=== Directive ===
Rewrite the records with every "UI component" changed to "interface item" and nothing else altered. Leave out the pictures.
((
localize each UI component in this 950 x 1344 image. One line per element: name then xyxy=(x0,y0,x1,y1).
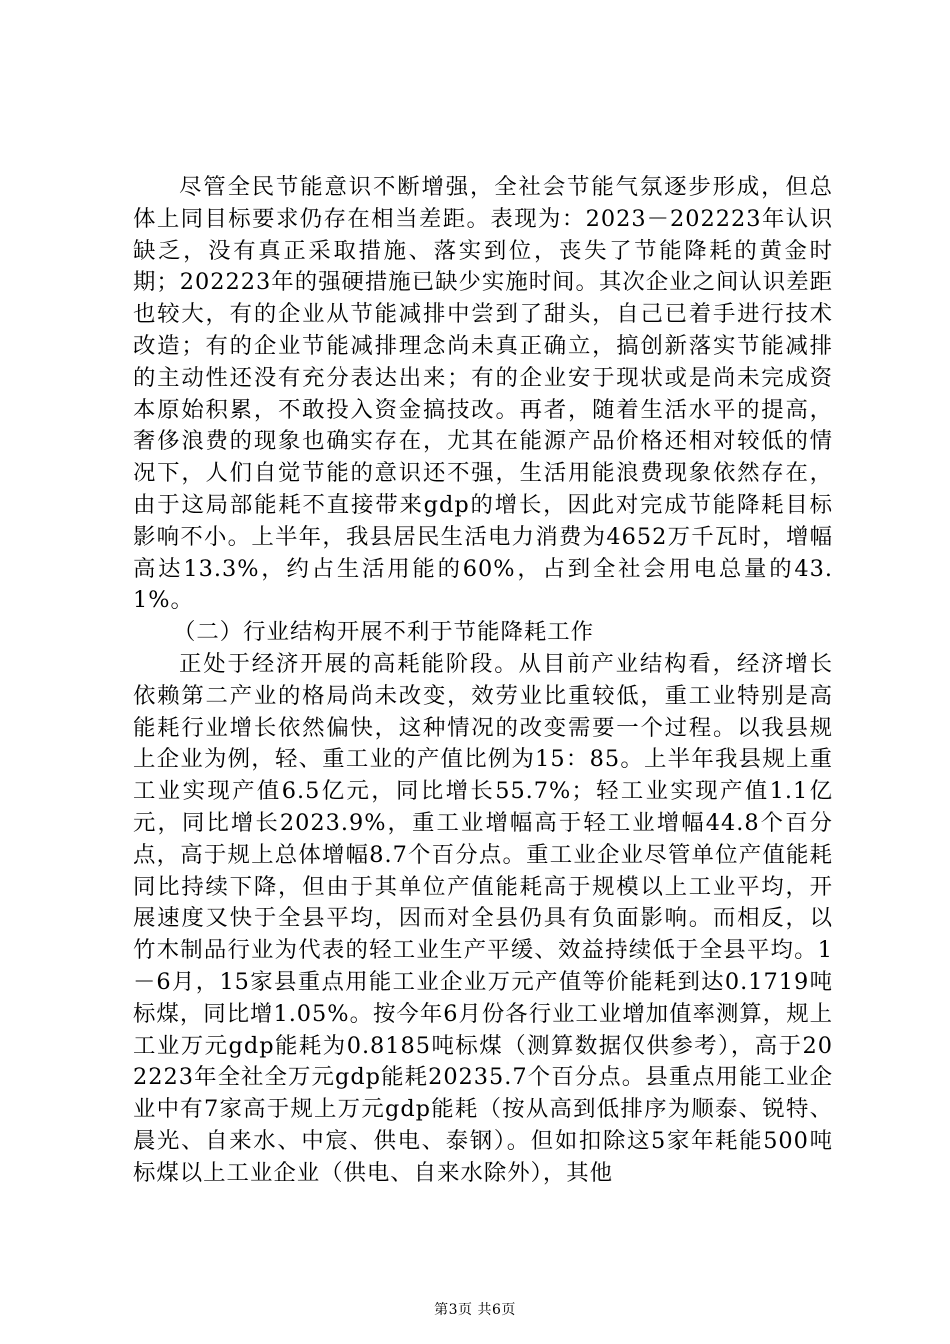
page-footer: 第3页 共6页 xyxy=(434,1302,516,1318)
paragraph-energy-awareness-gap: 尽管全民节能意识不断增强，全社会节能气氛逐步形成，但总体上同目标要求仍存在相当差距。表现为：2023－202223年认识缺乏，没有真正采取措施、落实到位，丧失了节能降耗的黄金时期；202223年的强硬措施已缺少实施时间。其次企业之间认识差距也较大，有的企业从节能减排中尝到了甜头，自己已着手进行技术改造；有的企业节能减排理念尚未真正确立，搞创新落实节能减排的主动性还没有充分表达出来；有的企业安于现状或是尚未完成资本原始积累，不敢投入资金搞技改。再者，随着生活水平的提高，奢侈浪费的现象也确实存在，尤其在能源产品价格还相对较低的情况下，人们自觉节能的意识还不强，生活用能浪费现象依然存在，由于这局部能耗不直接带来gdp的增长，因此对完成节能降耗目标影响不小。上半年，我县居民生活电力消费为4652万千瓦时，增幅高达13.3%，约占生活用能的60%，占到全社会用电总量的43.1%。 xyxy=(133,174,833,614)
paragraph-high-energy-stage: 正处于经济开展的高耗能阶段。从目前产业结构看，经济增长依赖第二产业的格局尚未改变，效劳业比重较低，重工业特别是高能耗行业增长依然偏快，这种情况的改变需要一个过程。以我县规上企业为例，轻、重工业的产值比例为15：85。上半年我县规上重工业实现产值6.5亿元，同比增长55.7%；轻工业实现产值1.1亿元，同比增长2023.9%，重工业增幅高于轻工业增幅44.8个百分点，高于规上总体增幅8.7个百分点。重工业企业尽管单位产值能耗同比持续下降，但由于其单位产值能耗高于规模以上工业平均，开展速度又快于全县平均，因而对全县仍具有负面影响。而相反，以竹木制品行业为代表的轻工业生产平缓、效益持续低于全县平均。1－6月，15家县重点用能工业企业万元产值等价能耗到达0.1719吨标煤，同比增1.05%。按今年6月份各行业工业增加值率测算，规上工业万元gdp能耗为0.8185吨标煤（测算数据仅供参考），高于202223年全社全万元gdp能耗20235.7个百分点。县重点用能工业企业中有7家高于规上万元gdp能耗（按从高到低排序为顺泰、锐特、晨光、自来水、中宸、供电、泰钢）。但如扣除这5家年耗能500吨标煤以上工业企业（供电、自来水除外），其他 xyxy=(133,650,833,1186)
document-body xyxy=(133,172,833,1190)
section-heading-industry-structure: （二）行业结构开展不利于节能降耗工作 xyxy=(173,619,595,646)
))
=== The answer ===
localize each interface item in this 950 x 1344 image. One line per element: name then xyxy=(x0,y0,x1,y1).
page-footer: 第3页 共6页 xyxy=(434,1302,516,1318)
paragraph-energy-awareness-gap: 尽管全民节能意识不断增强，全社会节能气氛逐步形成，但总体上同目标要求仍存在相当差距。表现为：2023－202223年认识缺乏，没有真正采取措施、落实到位，丧失了节能降耗的黄金时期；202223年的强硬措施已缺少实施时间。其次企业之间认识差距也较大，有的企业从节能减排中尝到了甜头，自己已着手进行技术改造；有的企业节能减排理念尚未真正确立，搞创新落实节能减排的主动性还没有充分表达出来；有的企业安于现状或是尚未完成资本原始积累，不敢投入资金搞技改。再者，随着生活水平的提高，奢侈浪费的现象也确实存在，尤其在能源产品价格还相对较低的情况下，人们自觉节能的意识还不强，生活用能浪费现象依然存在，由于这局部能耗不直接带来gdp的增长，因此对完成节能降耗目标影响不小。上半年，我县居民生活电力消费为4652万千瓦时，增幅高达13.3%，约占生活用能的60%，占到全社会用电总量的43.1%。 xyxy=(133,174,833,614)
paragraph-high-energy-stage: 正处于经济开展的高耗能阶段。从目前产业结构看，经济增长依赖第二产业的格局尚未改变，效劳业比重较低，重工业特别是高能耗行业增长依然偏快，这种情况的改变需要一个过程。以我县规上企业为例，轻、重工业的产值比例为15：85。上半年我县规上重工业实现产值6.5亿元，同比增长55.7%；轻工业实现产值1.1亿元，同比增长2023.9%，重工业增幅高于轻工业增幅44.8个百分点，高于规上总体增幅8.7个百分点。重工业企业尽管单位产值能耗同比持续下降，但由于其单位产值能耗高于规模以上工业平均，开展速度又快于全县平均，因而对全县仍具有负面影响。而相反，以竹木制品行业为代表的轻工业生产平缓、效益持续低于全县平均。1－6月，15家县重点用能工业企业万元产值等价能耗到达0.1719吨标煤，同比增1.05%。按今年6月份各行业工业增加值率测算，规上工业万元gdp能耗为0.8185吨标煤（测算数据仅供参考），高于202223年全社全万元gdp能耗20235.7个百分点。县重点用能工业企业中有7家高于规上万元gdp能耗（按从高到低排序为顺泰、锐特、晨光、自来水、中宸、供电、泰钢）。但如扣除这5家年耗能500吨标煤以上工业企业（供电、自来水除外），其他 xyxy=(133,650,833,1186)
document-body xyxy=(133,172,833,1190)
section-heading-industry-structure: （二）行业结构开展不利于节能降耗工作 xyxy=(173,619,595,646)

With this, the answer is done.